■ WRITTEN EXERCISE
Select from the data all lines with the word "Tetracycline".

■ DATA LINES

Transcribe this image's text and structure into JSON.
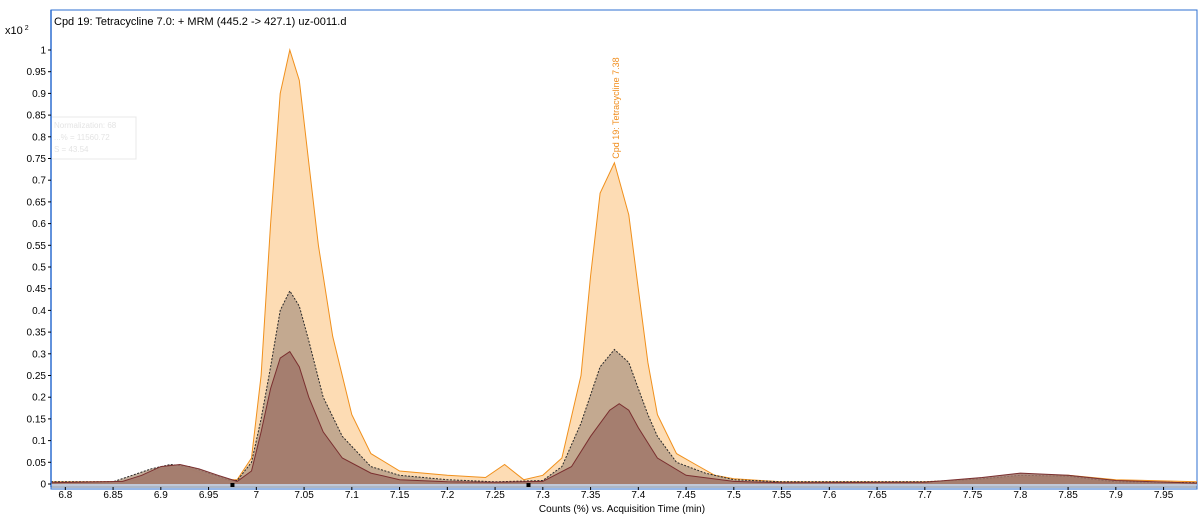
{
  "chart_data": {
    "type": "area",
    "title": "Cpd 19: Tetracycline 7.0: + MRM (445.2 -> 427.1) uz-0011.d",
    "y_multiplier_label": "x10",
    "y_multiplier_exponent": "2",
    "xlabel": "Counts (%) vs. Acquisition Time (min)",
    "xlim": [
      6.785,
      7.985
    ],
    "ylim": [
      0,
      1.05
    ],
    "x_ticks": [
      "6.8",
      "6.85",
      "6.9",
      "6.95",
      "7",
      "7.05",
      "7.1",
      "7.15",
      "7.2",
      "7.25",
      "7.3",
      "7.35",
      "7.4",
      "7.45",
      "7.5",
      "7.55",
      "7.6",
      "7.65",
      "7.7",
      "7.75",
      "7.8",
      "7.85",
      "7.9",
      "7.95"
    ],
    "y_ticks": [
      "0",
      "0.05",
      "0.1",
      "0.15",
      "0.2",
      "0.25",
      "0.3",
      "0.35",
      "0.4",
      "0.45",
      "0.5",
      "0.55",
      "0.6",
      "0.65",
      "0.7",
      "0.75",
      "0.8",
      "0.85",
      "0.9",
      "0.95",
      "1"
    ],
    "grid": false,
    "colors": {
      "frame": "#2e6fd1",
      "quant_fill": "#fddcb4",
      "quant_line": "#f0901c",
      "qual1_fill": "#b8a08a",
      "qual1_line": "#2a2a2a",
      "qual2_fill": "#a0776a",
      "qual2_line": "#7a2f2f",
      "baseline": "#c0c8d8"
    },
    "series": [
      {
        "role": "quantifier",
        "x": [
          6.785,
          6.85,
          6.88,
          6.9,
          6.93,
          6.96,
          6.98,
          6.995,
          7.005,
          7.015,
          7.025,
          7.035,
          7.045,
          7.055,
          7.065,
          7.08,
          7.1,
          7.12,
          7.15,
          7.2,
          7.24,
          7.26,
          7.28,
          7.3,
          7.32,
          7.34,
          7.35,
          7.36,
          7.375,
          7.39,
          7.4,
          7.41,
          7.42,
          7.44,
          7.46,
          7.48,
          7.5,
          7.55,
          7.6,
          7.7,
          7.75,
          7.8,
          7.85,
          7.9,
          7.985
        ],
        "values": [
          0.005,
          0.005,
          0.01,
          0.035,
          0.035,
          0.01,
          0.01,
          0.06,
          0.25,
          0.6,
          0.9,
          1.0,
          0.93,
          0.74,
          0.55,
          0.34,
          0.16,
          0.07,
          0.03,
          0.02,
          0.015,
          0.045,
          0.01,
          0.02,
          0.06,
          0.25,
          0.48,
          0.67,
          0.74,
          0.62,
          0.45,
          0.28,
          0.16,
          0.07,
          0.045,
          0.02,
          0.012,
          0.005,
          0.005,
          0.005,
          0.01,
          0.015,
          0.02,
          0.01,
          0.005
        ]
      },
      {
        "role": "qualifier",
        "x": [
          6.785,
          6.85,
          6.87,
          6.89,
          6.91,
          6.93,
          6.95,
          6.97,
          6.98,
          6.995,
          7.005,
          7.015,
          7.025,
          7.035,
          7.045,
          7.055,
          7.07,
          7.09,
          7.12,
          7.15,
          7.2,
          7.25,
          7.3,
          7.32,
          7.34,
          7.36,
          7.375,
          7.39,
          7.4,
          7.41,
          7.42,
          7.44,
          7.47,
          7.5,
          7.55,
          7.7,
          7.76,
          7.8,
          7.85,
          7.88,
          7.9,
          7.985
        ],
        "values": [
          0.005,
          0.005,
          0.02,
          0.035,
          0.045,
          0.04,
          0.025,
          0.01,
          0.008,
          0.05,
          0.15,
          0.27,
          0.4,
          0.445,
          0.41,
          0.33,
          0.2,
          0.11,
          0.04,
          0.02,
          0.01,
          0.005,
          0.008,
          0.04,
          0.14,
          0.27,
          0.31,
          0.28,
          0.22,
          0.16,
          0.11,
          0.05,
          0.025,
          0.01,
          0.005,
          0.005,
          0.012,
          0.02,
          0.018,
          0.01,
          0.005,
          0.003
        ]
      },
      {
        "role": "qualifier",
        "x": [
          6.785,
          6.86,
          6.88,
          6.9,
          6.92,
          6.94,
          6.96,
          6.98,
          6.995,
          7.005,
          7.015,
          7.025,
          7.035,
          7.045,
          7.055,
          7.07,
          7.09,
          7.12,
          7.15,
          7.2,
          7.25,
          7.3,
          7.33,
          7.35,
          7.37,
          7.38,
          7.39,
          7.4,
          7.42,
          7.45,
          7.5,
          7.55,
          7.7,
          7.76,
          7.8,
          7.85,
          7.9,
          7.985
        ],
        "values": [
          0.003,
          0.006,
          0.02,
          0.04,
          0.045,
          0.035,
          0.02,
          0.006,
          0.03,
          0.12,
          0.22,
          0.29,
          0.305,
          0.27,
          0.2,
          0.12,
          0.06,
          0.025,
          0.01,
          0.005,
          0.004,
          0.006,
          0.04,
          0.11,
          0.17,
          0.185,
          0.17,
          0.13,
          0.06,
          0.02,
          0.006,
          0.003,
          0.004,
          0.015,
          0.025,
          0.02,
          0.008,
          0.002
        ]
      }
    ],
    "peak_annotation": {
      "label": "Cpd 19: Tetracycline 7.38",
      "x": 7.38,
      "y": 0.74
    },
    "integration_markers": [
      {
        "x": 6.975
      },
      {
        "x": 7.285
      }
    ],
    "ghost_legend_lines": [
      "Normalization: 68",
      "...% = 11560.72",
      "S = 43.54"
    ]
  }
}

■ ANSWER FOR THE TASK
    "title": "Cpd 19: Tetracycline 7.0: + MRM (445.2 -> 427.1) uz-0011.d",
      "label": "Cpd 19: Tetracycline 7.38",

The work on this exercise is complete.